Reproduce the listing below, changing each "Bar" to "Segment" and leaving every other character untouched.

>> BEGIN

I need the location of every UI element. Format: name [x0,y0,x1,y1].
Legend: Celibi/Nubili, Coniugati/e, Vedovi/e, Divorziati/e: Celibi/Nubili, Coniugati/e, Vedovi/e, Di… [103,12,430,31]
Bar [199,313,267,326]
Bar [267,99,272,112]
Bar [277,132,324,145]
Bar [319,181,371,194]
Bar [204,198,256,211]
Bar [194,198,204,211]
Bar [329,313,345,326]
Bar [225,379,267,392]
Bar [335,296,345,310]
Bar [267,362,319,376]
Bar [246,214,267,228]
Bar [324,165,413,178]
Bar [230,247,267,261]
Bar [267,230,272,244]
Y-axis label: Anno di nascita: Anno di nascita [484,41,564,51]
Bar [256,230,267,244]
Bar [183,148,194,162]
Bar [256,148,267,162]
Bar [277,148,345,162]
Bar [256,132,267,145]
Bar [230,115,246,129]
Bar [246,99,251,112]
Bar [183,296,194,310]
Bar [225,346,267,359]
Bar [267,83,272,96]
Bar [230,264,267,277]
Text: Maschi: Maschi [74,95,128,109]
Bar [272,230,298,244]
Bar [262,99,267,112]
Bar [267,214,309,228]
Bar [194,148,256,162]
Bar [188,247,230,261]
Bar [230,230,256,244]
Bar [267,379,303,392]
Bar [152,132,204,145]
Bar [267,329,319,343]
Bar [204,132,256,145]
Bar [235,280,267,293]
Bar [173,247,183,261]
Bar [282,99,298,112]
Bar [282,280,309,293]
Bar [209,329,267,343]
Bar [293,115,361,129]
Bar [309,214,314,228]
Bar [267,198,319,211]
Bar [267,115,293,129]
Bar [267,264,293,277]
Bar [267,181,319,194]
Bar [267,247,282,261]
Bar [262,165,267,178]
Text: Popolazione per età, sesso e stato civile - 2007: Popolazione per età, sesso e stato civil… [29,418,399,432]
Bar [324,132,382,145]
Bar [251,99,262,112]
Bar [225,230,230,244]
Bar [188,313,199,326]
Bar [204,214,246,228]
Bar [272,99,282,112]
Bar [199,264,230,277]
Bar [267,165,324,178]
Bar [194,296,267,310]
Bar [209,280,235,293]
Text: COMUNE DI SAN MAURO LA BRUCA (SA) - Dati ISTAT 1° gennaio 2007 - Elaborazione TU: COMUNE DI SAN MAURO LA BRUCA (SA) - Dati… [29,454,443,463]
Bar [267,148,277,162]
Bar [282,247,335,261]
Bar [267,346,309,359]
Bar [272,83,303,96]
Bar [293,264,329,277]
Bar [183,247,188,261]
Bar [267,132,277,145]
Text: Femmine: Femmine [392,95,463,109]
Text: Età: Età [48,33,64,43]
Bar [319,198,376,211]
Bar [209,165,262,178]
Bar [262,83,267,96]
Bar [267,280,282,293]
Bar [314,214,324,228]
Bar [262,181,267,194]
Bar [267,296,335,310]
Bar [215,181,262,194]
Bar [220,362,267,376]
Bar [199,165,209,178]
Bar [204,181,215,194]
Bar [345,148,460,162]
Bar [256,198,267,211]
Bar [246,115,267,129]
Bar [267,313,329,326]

>> END

■ ANSWER IN FULL ■
I need the location of every UI element. Format: name [x0,y0,x1,y1].
Legend: Celibi/Nubili, Coniugati/e, Vedovi/e, Divorziati/e: Celibi/Nubili, Coniugati/e, Vedovi/e, Di… [103,12,430,31]
Segment [199,313,267,326]
Segment [267,99,272,112]
Segment [277,132,324,145]
Segment [319,181,371,194]
Segment [204,198,256,211]
Segment [194,198,204,211]
Segment [329,313,345,326]
Segment [225,379,267,392]
Segment [335,296,345,310]
Segment [267,362,319,376]
Segment [246,214,267,228]
Segment [324,165,413,178]
Segment [230,247,267,261]
Segment [267,230,272,244]
Y-axis label: Anno di nascita: Anno di nascita [484,41,564,51]
Segment [256,230,267,244]
Segment [183,148,194,162]
Segment [256,148,267,162]
Segment [277,148,345,162]
Segment [256,132,267,145]
Segment [230,115,246,129]
Segment [246,99,251,112]
Segment [183,296,194,310]
Segment [225,346,267,359]
Segment [267,83,272,96]
Segment [230,264,267,277]
Text: Maschi: Maschi [74,95,128,109]
Segment [272,230,298,244]
Segment [262,99,267,112]
Segment [267,214,309,228]
Segment [194,148,256,162]
Segment [188,247,230,261]
Segment [230,230,256,244]
Segment [267,379,303,392]
Segment [152,132,204,145]
Segment [267,329,319,343]
Segment [204,132,256,145]
Segment [235,280,267,293]
Segment [173,247,183,261]
Segment [282,99,298,112]
Segment [282,280,309,293]
Segment [209,329,267,343]
Segment [293,115,361,129]
Segment [309,214,314,228]
Segment [267,198,319,211]
Segment [267,115,293,129]
Segment [267,264,293,277]
Segment [267,181,319,194]
Segment [267,247,282,261]
Segment [262,165,267,178]
Text: Popolazione per età, sesso e stato civile - 2007: Popolazione per età, sesso e stato civil… [29,418,399,432]
Segment [324,132,382,145]
Segment [251,99,262,112]
Segment [225,230,230,244]
Segment [188,313,199,326]
Segment [204,214,246,228]
Segment [272,99,282,112]
Segment [199,264,230,277]
Segment [267,165,324,178]
Segment [194,296,267,310]
Segment [209,280,235,293]
Text: COMUNE DI SAN MAURO LA BRUCA (SA) - Dati ISTAT 1° gennaio 2007 - Elaborazione TU: COMUNE DI SAN MAURO LA BRUCA (SA) - Dati… [29,454,443,463]
Segment [267,148,277,162]
Segment [282,247,335,261]
Segment [267,346,309,359]
Segment [272,83,303,96]
Segment [293,264,329,277]
Segment [183,247,188,261]
Segment [267,132,277,145]
Text: Femmine: Femmine [392,95,463,109]
Text: Età: Età [48,33,64,43]
Segment [319,198,376,211]
Segment [209,165,262,178]
Segment [262,83,267,96]
Segment [267,280,282,293]
Segment [314,214,324,228]
Segment [262,181,267,194]
Segment [267,296,335,310]
Segment [215,181,262,194]
Segment [220,362,267,376]
Segment [199,165,209,178]
Segment [204,181,215,194]
Segment [345,148,460,162]
Segment [256,198,267,211]
Segment [246,115,267,129]
Segment [267,313,329,326]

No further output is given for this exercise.